— START DATASET EXTRACT —

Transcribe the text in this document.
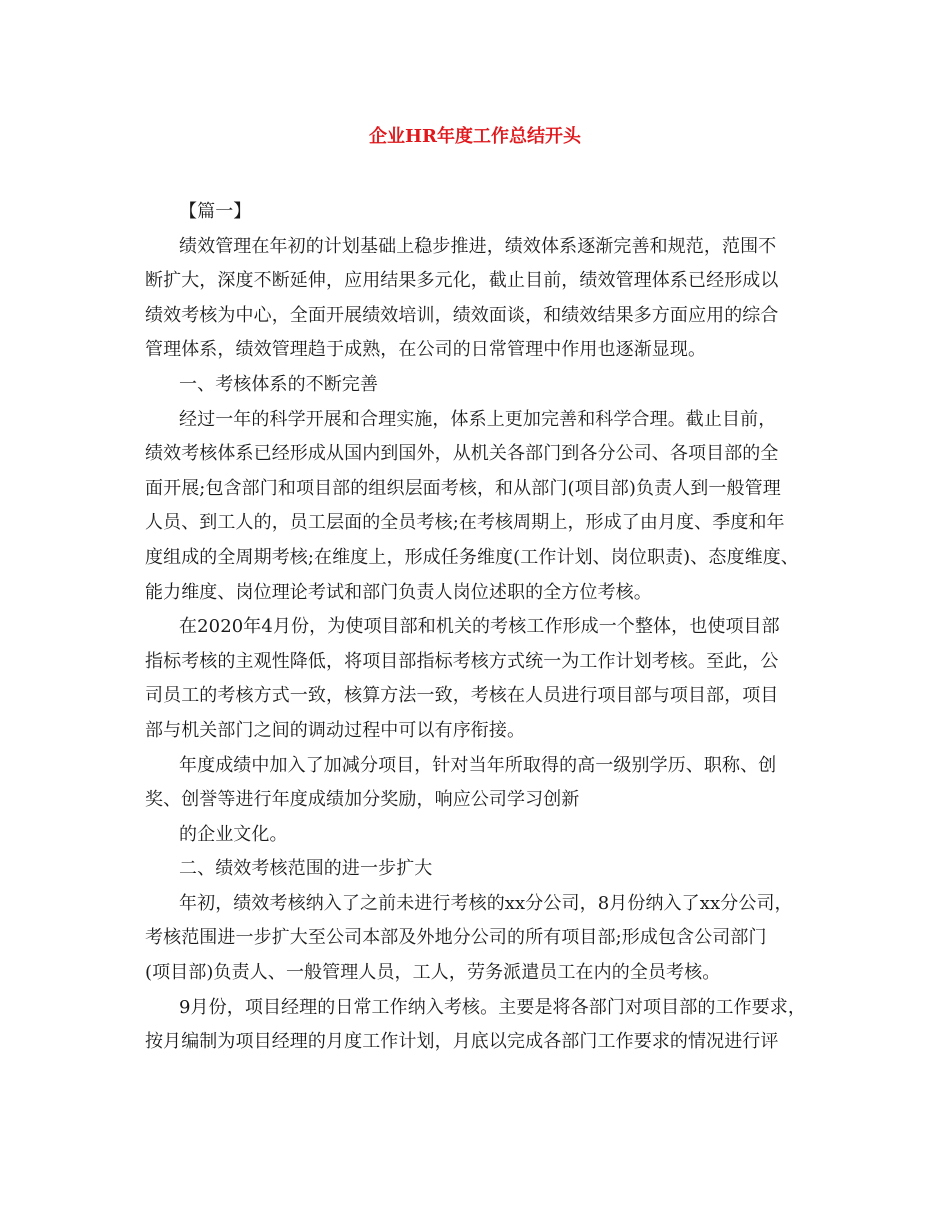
企业HR年度工作总结开头
【篇一】
绩效管理在年初的计划基础上稳步推进，绩效体系逐渐完善和规范，范围不
断扩大，深度不断延伸，应用结果多元化，截止目前，绩效管理体系已经形成以
绩效考核为中心，全面开展绩效培训，绩效面谈，和绩效结果多方面应用的综合
管理体系，绩效管理趋于成熟，在公司的日常管理中作用也逐渐显现。
一、考核体系的不断完善
经过一年的科学开展和合理实施，体系上更加完善和科学合理。截止目前，
绩效考核体系已经形成从国内到国外，从机关各部门到各分公司、各项目部的全
面开展;包含部门和项目部的组织层面考核，和从部门(项目部)负责人到一般管理
人员、到工人的，员工层面的全员考核;在考核周期上，形成了由月度、季度和年
度组成的全周期考核;在维度上，形成任务维度(工作计划、岗位职责)、态度维度、
能力维度、岗位理论考试和部门负责人岗位述职的全方位考核。
在2020年4月份，为使项目部和机关的考核工作形成一个整体，也使项目部
指标考核的主观性降低，将项目部指标考核方式统一为工作计划考核。至此，公
司员工的考核方式一致，核算方法一致，考核在人员进行项目部与项目部，项目
部与机关部门之间的调动过程中可以有序衔接。
年度成绩中加入了加减分项目，针对当年所取得的高一级别学历、职称、创
奖、创誉等进行年度成绩加分奖励，响应公司学习创新
的企业文化。
二、绩效考核范围的进一步扩大
年初，绩效考核纳入了之前未进行考核的xx分公司，8月份纳入了xx分公司，
考核范围进一步扩大至公司本部及外地分公司的所有项目部;形成包含公司部门
(项目部)负责人、一般管理人员，工人，劳务派遣员工在内的全员考核。
9月份，项目经理的日常工作纳入考核。主要是将各部门对项目部的工作要求，
按月编制为项目经理的月度工作计划，月底以完成各部门工作要求的情况进行评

— END DATASET EXTRACT —

## GIVEN PROBLEM
Omit the pictures and output all of the other material exactly.

## SOLUTION
Transcribe the text in this document.
企业HR年度工作总结开头
【篇一】
绩效管理在年初的计划基础上稳步推进，绩效体系逐渐完善和规范，范围不
断扩大，深度不断延伸，应用结果多元化，截止目前，绩效管理体系已经形成以
绩效考核为中心，全面开展绩效培训，绩效面谈，和绩效结果多方面应用的综合
管理体系，绩效管理趋于成熟，在公司的日常管理中作用也逐渐显现。
一、考核体系的不断完善
经过一年的科学开展和合理实施，体系上更加完善和科学合理。截止目前，
绩效考核体系已经形成从国内到国外，从机关各部门到各分公司、各项目部的全
面开展;包含部门和项目部的组织层面考核，和从部门(项目部)负责人到一般管理
人员、到工人的，员工层面的全员考核;在考核周期上，形成了由月度、季度和年
度组成的全周期考核;在维度上，形成任务维度(工作计划、岗位职责)、态度维度、
能力维度、岗位理论考试和部门负责人岗位述职的全方位考核。
在2020年4月份，为使项目部和机关的考核工作形成一个整体，也使项目部
指标考核的主观性降低，将项目部指标考核方式统一为工作计划考核。至此，公
司员工的考核方式一致，核算方法一致，考核在人员进行项目部与项目部，项目
部与机关部门之间的调动过程中可以有序衔接。
年度成绩中加入了加减分项目，针对当年所取得的高一级别学历、职称、创
奖、创誉等进行年度成绩加分奖励，响应公司学习创新
的企业文化。
二、绩效考核范围的进一步扩大
年初，绩效考核纳入了之前未进行考核的xx分公司，8月份纳入了xx分公司，
考核范围进一步扩大至公司本部及外地分公司的所有项目部;形成包含公司部门
(项目部)负责人、一般管理人员，工人，劳务派遣员工在内的全员考核。
9月份，项目经理的日常工作纳入考核。主要是将各部门对项目部的工作要求，
按月编制为项目经理的月度工作计划，月底以完成各部门工作要求的情况进行评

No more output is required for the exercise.